» Atividade
Resuma em duas frases a reportagem sobre pacientes que não recebem diagnóstico.

A ansiedade de quem sofre com sintomas, faz exames, mas não recebe uma resposta definitiva dos médicos pode ser pior do que a de quem descobre ter uma doença grave

Guilherme Pupo/Folhapress
Bruno Soares, 12, de Curitiba, tem uma caixa de exames em casa, mas nada de diagnóstico

MARIANA VERSOLATO
DE SÃO PAULO

Eles vivem tensos, com medo de uma piora repentina. Saem frustrados do médico ao ouvir: "Seus exames estão perfeitos". E esperam por um resposta, para saber o que têm e como tratar.
Não saber o diagnóstico de uma doença pode gerar mais estresse do que receber a notícia de que se tem um problema de saúde grave.
A constatação, de um estudo da Sociedade Norte-Americana de Radiologia, é confirmada por quem vive a angústia de não ter respostas para suas dores.
Conhecer a causa dos sintomas dá conforto ao paciente, porque tira o foco da ameaça da doença, diz o psiquiatra Renério Fráguas Júnior, do HC de São Paulo. "O problema passa a ter nome e prescrição médica."
Ceane Soares, de Curitiba, espera por um "nome" há 12 anos. Seu filho, Bruno, nasceu em 1998 e teve hipoglicemia no segundo dia de vida. Aos seis meses, não ficava "durinho" e era apático, não sorria nem chorava.
Um neuropediatra constatou que ele tinha traços autistas. Meses depois, começou a ter convulsões que nenhum remédio controlava.
Bruno já recebeu os diagnósticos "mais cabeludos", diz a mãe, todos descartados.
Tanta investigação rendeu uma caixa de exames no guarda-roupa: tomografias, ressonâncias, avaliações genéticas, endoscopias.
"A gente o observa 24 horas por dia. Nunca sabemos se a medicação é a certa, se vai melhorar. Estamos andando sem saber para onde."
A sensação de estar perdido é compartilhada pelo professor J.S., 25, de São Paulo. Neste ano, ele começou a ter urticária. Foi a dermatologistas, alergistas, fez exames e foi internado com dores e inchaço no rosto e no corpo.
Em 45 dias, gastou quase R$ 1.000 em remédios, trocados a cada nova consulta.
Os médicos cogitaram imunidade baixa, estresse, sífilis e Aids. Exames para os dois últimos deram negativo.
J.S. também tem convulsões. Foi a neurologistas e cada um fez um diagnóstico. "Não saber o que acontece no próprio corpo assusta."

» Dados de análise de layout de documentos

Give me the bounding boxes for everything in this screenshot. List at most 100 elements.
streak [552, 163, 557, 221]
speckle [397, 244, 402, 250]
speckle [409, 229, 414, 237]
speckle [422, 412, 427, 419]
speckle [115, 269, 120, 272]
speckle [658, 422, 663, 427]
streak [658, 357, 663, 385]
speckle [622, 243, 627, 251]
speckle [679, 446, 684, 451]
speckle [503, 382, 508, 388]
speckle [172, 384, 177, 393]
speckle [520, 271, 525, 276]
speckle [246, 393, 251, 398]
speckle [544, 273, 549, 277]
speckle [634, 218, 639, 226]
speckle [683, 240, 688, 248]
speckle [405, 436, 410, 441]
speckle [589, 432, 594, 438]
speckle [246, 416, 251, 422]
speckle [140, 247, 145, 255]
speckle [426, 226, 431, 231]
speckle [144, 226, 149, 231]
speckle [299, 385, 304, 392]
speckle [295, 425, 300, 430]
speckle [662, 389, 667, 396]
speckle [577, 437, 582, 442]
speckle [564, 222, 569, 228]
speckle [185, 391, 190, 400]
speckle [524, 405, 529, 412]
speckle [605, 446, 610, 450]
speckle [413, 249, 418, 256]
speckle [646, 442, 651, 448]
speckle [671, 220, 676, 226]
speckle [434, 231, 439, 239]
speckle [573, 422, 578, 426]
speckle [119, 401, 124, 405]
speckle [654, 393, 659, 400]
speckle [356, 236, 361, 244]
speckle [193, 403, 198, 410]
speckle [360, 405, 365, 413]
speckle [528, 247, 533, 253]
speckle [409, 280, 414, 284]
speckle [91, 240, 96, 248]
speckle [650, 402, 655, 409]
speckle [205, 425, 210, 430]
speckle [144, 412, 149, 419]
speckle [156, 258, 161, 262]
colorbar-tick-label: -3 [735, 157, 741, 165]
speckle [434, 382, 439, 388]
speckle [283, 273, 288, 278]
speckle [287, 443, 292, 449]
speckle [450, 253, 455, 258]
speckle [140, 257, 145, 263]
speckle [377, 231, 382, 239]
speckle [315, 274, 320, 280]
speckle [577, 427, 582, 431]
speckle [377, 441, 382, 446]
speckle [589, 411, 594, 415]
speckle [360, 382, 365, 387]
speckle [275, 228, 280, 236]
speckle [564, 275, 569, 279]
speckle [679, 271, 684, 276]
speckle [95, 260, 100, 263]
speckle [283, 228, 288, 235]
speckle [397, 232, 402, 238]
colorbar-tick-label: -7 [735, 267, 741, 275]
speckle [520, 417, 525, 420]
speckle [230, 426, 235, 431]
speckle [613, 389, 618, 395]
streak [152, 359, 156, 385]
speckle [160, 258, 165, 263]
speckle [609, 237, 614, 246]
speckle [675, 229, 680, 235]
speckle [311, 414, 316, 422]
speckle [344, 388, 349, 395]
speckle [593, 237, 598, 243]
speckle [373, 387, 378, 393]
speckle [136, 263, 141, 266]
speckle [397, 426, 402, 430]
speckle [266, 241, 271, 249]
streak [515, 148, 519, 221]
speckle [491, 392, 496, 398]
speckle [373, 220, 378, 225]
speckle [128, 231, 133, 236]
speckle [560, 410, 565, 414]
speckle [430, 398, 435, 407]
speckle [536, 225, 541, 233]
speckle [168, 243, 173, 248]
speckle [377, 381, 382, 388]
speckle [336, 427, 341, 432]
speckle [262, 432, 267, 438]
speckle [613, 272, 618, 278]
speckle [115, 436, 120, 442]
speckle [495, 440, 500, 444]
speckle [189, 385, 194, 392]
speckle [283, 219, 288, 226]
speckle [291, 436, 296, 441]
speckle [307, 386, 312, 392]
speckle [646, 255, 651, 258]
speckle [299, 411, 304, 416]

» Resolução do exercício
Segundo um estudo da Sociedade Norte-Americana de Radiologia, não saber o diagnóstico de uma doença pode gerar mais estresse do que saber que se tem um problema de saúde grave, já que conhecer a causa dos sintomas dá conforto ao paciente. É o que vivem Bruno Soares, de Curitiba, cuja mãe espera há 12 anos por um "nome" para o problema dele depois de muitos exames e diagnósticos descartados, e o professor J.S., de São Paulo, que tem urticária e convulsões e ouviu um diagnóstico diferente de cada neurologista.